Stored entries

>>

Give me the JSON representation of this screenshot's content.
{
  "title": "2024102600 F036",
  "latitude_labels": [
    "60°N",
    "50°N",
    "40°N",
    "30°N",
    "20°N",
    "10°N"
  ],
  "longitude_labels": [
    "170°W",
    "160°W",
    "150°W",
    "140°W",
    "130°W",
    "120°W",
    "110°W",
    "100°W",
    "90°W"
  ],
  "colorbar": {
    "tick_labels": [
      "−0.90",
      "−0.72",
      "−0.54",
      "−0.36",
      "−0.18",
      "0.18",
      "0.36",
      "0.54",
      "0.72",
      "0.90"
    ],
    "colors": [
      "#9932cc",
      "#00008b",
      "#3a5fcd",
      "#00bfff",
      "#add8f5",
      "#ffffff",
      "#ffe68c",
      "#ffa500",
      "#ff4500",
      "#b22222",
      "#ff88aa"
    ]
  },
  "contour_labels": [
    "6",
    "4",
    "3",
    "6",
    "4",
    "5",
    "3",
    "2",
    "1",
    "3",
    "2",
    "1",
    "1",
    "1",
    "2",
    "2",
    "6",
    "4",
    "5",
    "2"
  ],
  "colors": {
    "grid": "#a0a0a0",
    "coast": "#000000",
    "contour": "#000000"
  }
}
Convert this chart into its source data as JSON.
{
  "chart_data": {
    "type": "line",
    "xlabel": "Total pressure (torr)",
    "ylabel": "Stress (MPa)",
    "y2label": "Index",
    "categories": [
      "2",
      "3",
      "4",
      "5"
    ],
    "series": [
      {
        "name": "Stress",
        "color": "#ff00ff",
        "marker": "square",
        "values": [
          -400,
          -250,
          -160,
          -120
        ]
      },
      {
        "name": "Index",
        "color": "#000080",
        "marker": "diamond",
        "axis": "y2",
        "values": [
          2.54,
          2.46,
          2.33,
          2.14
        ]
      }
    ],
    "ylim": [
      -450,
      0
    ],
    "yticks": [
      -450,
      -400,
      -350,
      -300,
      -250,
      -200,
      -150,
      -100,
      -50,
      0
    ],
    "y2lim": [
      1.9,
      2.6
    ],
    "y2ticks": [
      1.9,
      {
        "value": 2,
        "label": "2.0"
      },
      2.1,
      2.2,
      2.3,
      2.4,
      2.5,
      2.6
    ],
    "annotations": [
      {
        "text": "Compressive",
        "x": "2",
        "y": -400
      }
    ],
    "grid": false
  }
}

<<

- _Given instruction_: Scan the material above for the string "this" and return the lines that hold it.

- _Exercise result_:
Give me the JSON representation of this screenshot's content.
Convert this chart into its source data as JSON.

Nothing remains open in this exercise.